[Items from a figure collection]
** Start **

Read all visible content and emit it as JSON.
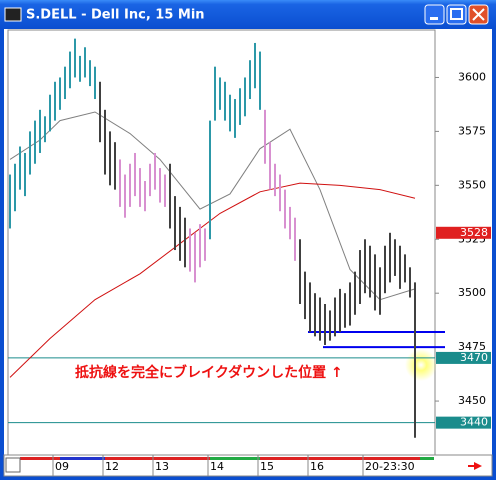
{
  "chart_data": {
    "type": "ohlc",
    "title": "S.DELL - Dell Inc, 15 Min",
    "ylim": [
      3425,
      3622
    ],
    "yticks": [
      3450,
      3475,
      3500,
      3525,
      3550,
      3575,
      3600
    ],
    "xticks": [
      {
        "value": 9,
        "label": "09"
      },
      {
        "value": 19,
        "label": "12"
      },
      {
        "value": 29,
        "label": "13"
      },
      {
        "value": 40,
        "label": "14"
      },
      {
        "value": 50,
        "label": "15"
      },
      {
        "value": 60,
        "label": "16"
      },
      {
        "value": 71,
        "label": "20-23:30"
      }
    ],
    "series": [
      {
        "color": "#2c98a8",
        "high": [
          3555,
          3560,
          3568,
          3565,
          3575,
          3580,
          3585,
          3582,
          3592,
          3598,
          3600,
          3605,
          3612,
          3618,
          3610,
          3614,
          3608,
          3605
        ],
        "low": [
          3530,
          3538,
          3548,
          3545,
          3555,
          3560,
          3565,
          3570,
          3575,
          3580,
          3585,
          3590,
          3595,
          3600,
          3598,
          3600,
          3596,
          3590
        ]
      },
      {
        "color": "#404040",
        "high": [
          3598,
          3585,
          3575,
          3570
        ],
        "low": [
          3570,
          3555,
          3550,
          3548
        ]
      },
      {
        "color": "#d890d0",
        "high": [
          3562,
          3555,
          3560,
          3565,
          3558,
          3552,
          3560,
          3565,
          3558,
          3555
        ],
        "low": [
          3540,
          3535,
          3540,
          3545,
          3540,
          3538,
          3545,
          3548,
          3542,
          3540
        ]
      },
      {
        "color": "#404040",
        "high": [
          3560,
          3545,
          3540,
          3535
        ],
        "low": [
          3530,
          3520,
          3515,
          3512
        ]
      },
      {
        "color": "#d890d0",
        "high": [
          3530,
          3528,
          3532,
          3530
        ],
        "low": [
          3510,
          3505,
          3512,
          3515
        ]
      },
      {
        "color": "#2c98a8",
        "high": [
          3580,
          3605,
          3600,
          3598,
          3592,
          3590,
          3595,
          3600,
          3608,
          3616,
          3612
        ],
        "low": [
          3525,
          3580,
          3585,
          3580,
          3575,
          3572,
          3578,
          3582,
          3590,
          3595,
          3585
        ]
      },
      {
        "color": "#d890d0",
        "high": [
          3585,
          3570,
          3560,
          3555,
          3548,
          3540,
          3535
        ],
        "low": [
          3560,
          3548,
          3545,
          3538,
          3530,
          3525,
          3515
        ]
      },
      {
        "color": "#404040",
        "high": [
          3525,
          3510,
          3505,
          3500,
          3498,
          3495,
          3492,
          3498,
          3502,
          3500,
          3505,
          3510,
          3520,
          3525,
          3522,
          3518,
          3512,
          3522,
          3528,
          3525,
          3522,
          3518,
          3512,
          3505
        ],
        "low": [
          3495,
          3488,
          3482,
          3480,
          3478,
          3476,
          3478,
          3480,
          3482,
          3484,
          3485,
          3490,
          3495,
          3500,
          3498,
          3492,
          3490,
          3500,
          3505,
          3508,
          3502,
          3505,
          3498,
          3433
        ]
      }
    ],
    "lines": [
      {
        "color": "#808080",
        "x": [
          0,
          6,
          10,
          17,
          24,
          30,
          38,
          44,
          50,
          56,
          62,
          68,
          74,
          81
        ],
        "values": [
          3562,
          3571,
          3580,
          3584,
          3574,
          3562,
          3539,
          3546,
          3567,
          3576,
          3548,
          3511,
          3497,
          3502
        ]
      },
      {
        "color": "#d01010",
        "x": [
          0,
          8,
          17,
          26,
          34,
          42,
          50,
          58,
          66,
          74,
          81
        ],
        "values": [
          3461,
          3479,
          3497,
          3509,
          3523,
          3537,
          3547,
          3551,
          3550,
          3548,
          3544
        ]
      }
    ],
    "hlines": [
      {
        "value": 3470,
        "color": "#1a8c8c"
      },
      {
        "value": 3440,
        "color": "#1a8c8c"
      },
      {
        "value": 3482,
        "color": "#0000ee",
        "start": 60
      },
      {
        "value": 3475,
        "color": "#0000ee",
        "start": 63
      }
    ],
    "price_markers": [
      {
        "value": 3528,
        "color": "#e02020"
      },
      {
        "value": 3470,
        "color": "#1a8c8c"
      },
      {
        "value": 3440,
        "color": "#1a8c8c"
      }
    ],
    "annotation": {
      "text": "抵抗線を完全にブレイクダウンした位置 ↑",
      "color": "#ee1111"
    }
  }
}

** End **

PROBLEM = Exactly as written, return every line of the listing, but not the pictures.

COMPLETE OUTPUT =
Read all visible content and emit it as JSON.
{
  "chart_data": {
    "type": "ohlc",
    "title": "S.DELL - Dell Inc, 15 Min",
    "ylim": [
      3425,
      3622
    ],
    "yticks": [
      3450,
      3475,
      3500,
      3525,
      3550,
      3575,
      3600
    ],
    "xticks": [
      {
        "value": 9,
        "label": "09"
      },
      {
        "value": 19,
        "label": "12"
      },
      {
        "value": 29,
        "label": "13"
      },
      {
        "value": 40,
        "label": "14"
      },
      {
        "value": 50,
        "label": "15"
      },
      {
        "value": 60,
        "label": "16"
      },
      {
        "value": 71,
        "label": "20-23:30"
      }
    ],
    "series": [
      {
        "color": "#2c98a8",
        "high": [
          3555,
          3560,
          3568,
          3565,
          3575,
          3580,
          3585,
          3582,
          3592,
          3598,
          3600,
          3605,
          3612,
          3618,
          3610,
          3614,
          3608,
          3605
        ],
        "low": [
          3530,
          3538,
          3548,
          3545,
          3555,
          3560,
          3565,
          3570,
          3575,
          3580,
          3585,
          3590,
          3595,
          3600,
          3598,
          3600,
          3596,
          3590
        ]
      },
      {
        "color": "#404040",
        "high": [
          3598,
          3585,
          3575,
          3570
        ],
        "low": [
          3570,
          3555,
          3550,
          3548
        ]
      },
      {
        "color": "#d890d0",
        "high": [
          3562,
          3555,
          3560,
          3565,
          3558,
          3552,
          3560,
          3565,
          3558,
          3555
        ],
        "low": [
          3540,
          3535,
          3540,
          3545,
          3540,
          3538,
          3545,
          3548,
          3542,
          3540
        ]
      },
      {
        "color": "#404040",
        "high": [
          3560,
          3545,
          3540,
          3535
        ],
        "low": [
          3530,
          3520,
          3515,
          3512
        ]
      },
      {
        "color": "#d890d0",
        "high": [
          3530,
          3528,
          3532,
          3530
        ],
        "low": [
          3510,
          3505,
          3512,
          3515
        ]
      },
      {
        "color": "#2c98a8",
        "high": [
          3580,
          3605,
          3600,
          3598,
          3592,
          3590,
          3595,
          3600,
          3608,
          3616,
          3612
        ],
        "low": [
          3525,
          3580,
          3585,
          3580,
          3575,
          3572,
          3578,
          3582,
          3590,
          3595,
          3585
        ]
      },
      {
        "color": "#d890d0",
        "high": [
          3585,
          3570,
          3560,
          3555,
          3548,
          3540,
          3535
        ],
        "low": [
          3560,
          3548,
          3545,
          3538,
          3530,
          3525,
          3515
        ]
      },
      {
        "color": "#404040",
        "high": [
          3525,
          3510,
          3505,
          3500,
          3498,
          3495,
          3492,
          3498,
          3502,
          3500,
          3505,
          3510,
          3520,
          3525,
          3522,
          3518,
          3512,
          3522,
          3528,
          3525,
          3522,
          3518,
          3512,
          3505
        ],
        "low": [
          3495,
          3488,
          3482,
          3480,
          3478,
          3476,
          3478,
          3480,
          3482,
          3484,
          3485,
          3490,
          3495,
          3500,
          3498,
          3492,
          3490,
          3500,
          3505,
          3508,
          3502,
          3505,
          3498,
          3433
        ]
      }
    ],
    "lines": [
      {
        "color": "#808080",
        "x": [
          0,
          6,
          10,
          17,
          24,
          30,
          38,
          44,
          50,
          56,
          62,
          68,
          74,
          81
        ],
        "values": [
          3562,
          3571,
          3580,
          3584,
          3574,
          3562,
          3539,
          3546,
          3567,
          3576,
          3548,
          3511,
          3497,
          3502
        ]
      },
      {
        "color": "#d01010",
        "x": [
          0,
          8,
          17,
          26,
          34,
          42,
          50,
          58,
          66,
          74,
          81
        ],
        "values": [
          3461,
          3479,
          3497,
          3509,
          3523,
          3537,
          3547,
          3551,
          3550,
          3548,
          3544
        ]
      }
    ],
    "hlines": [
      {
        "value": 3470,
        "color": "#1a8c8c"
      },
      {
        "value": 3440,
        "color": "#1a8c8c"
      },
      {
        "value": 3482,
        "color": "#0000ee",
        "start": 60
      },
      {
        "value": 3475,
        "color": "#0000ee",
        "start": 63
      }
    ],
    "price_markers": [
      {
        "value": 3528,
        "color": "#e02020"
      },
      {
        "value": 3470,
        "color": "#1a8c8c"
      },
      {
        "value": 3440,
        "color": "#1a8c8c"
      }
    ],
    "annotation": {
      "text": "抵抗線を完全にブレイクダウンした位置 ↑",
      "color": "#ee1111"
    }
  }
}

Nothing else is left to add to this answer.